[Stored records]
--- START ---
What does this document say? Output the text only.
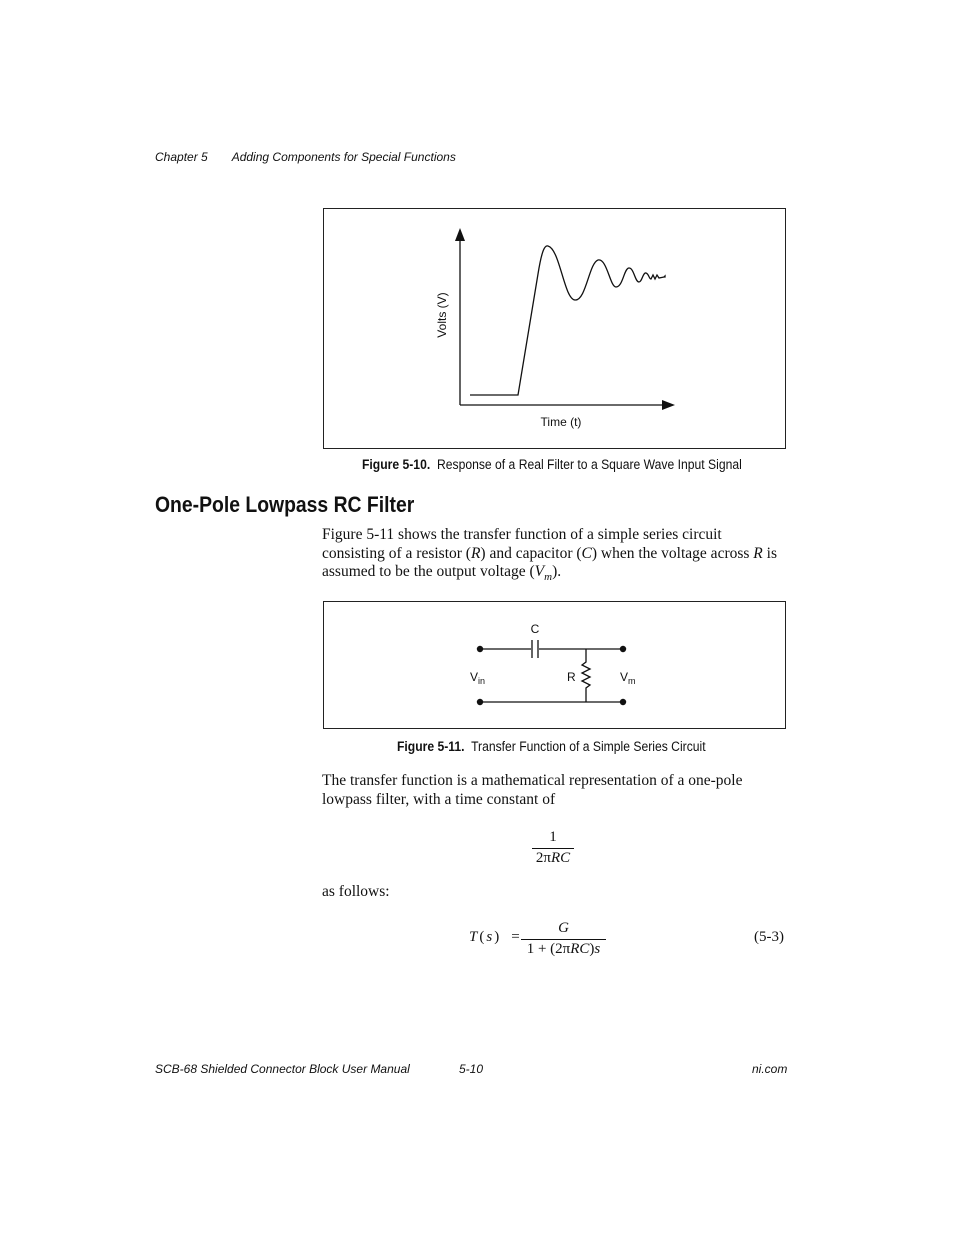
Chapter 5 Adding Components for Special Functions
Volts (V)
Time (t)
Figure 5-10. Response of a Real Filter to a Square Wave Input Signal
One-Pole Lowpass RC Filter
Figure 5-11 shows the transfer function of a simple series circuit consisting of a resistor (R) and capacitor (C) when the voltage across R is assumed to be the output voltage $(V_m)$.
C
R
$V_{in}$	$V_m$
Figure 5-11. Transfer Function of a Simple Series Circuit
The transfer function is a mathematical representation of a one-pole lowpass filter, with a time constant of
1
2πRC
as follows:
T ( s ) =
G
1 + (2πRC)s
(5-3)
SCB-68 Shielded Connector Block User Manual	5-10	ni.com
--- END ---
--- START ---
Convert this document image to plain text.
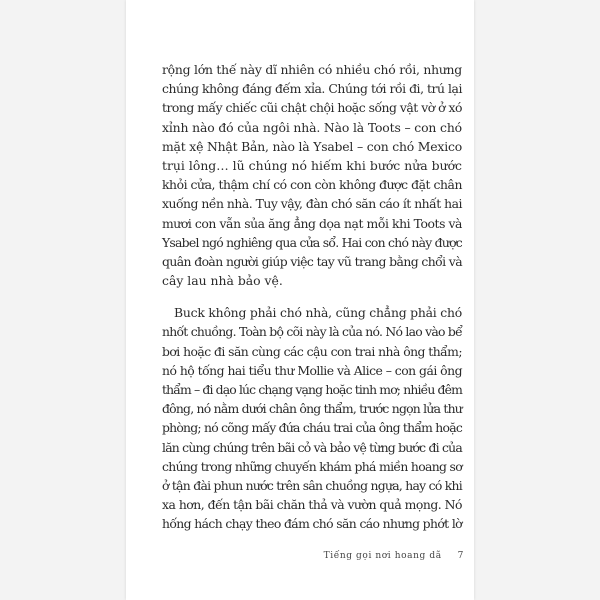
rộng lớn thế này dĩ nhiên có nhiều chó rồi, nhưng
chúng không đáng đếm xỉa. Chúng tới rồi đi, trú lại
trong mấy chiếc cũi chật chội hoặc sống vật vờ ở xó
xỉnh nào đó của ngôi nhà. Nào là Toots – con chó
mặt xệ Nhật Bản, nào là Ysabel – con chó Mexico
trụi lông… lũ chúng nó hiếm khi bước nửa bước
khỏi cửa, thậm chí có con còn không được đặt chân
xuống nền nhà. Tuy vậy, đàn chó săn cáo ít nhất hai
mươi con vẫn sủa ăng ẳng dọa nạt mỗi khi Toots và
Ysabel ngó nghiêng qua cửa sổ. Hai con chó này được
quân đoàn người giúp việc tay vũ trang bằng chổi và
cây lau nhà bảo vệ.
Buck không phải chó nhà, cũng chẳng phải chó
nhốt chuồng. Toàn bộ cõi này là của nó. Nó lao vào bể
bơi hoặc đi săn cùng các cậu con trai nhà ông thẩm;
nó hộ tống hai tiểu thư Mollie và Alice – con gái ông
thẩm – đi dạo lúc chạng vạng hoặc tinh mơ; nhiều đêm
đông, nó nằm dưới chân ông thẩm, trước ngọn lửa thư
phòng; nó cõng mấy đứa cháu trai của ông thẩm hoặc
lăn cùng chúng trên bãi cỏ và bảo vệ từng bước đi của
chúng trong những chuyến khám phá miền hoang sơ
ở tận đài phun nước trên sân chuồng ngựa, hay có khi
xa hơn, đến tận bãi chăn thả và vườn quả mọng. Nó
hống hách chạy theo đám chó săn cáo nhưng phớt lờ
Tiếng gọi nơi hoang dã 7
--- END ---
• SHORT PROBLEM: Copy each line of the records above that carries the word "nhiều".

• REPLY TO THE EXERCISE:
rộng lớn thế này dĩ nhiên có nhiều chó rồi, nhưng
thẩm – đi dạo lúc chạng vạng hoặc tinh mơ; nhiều đêm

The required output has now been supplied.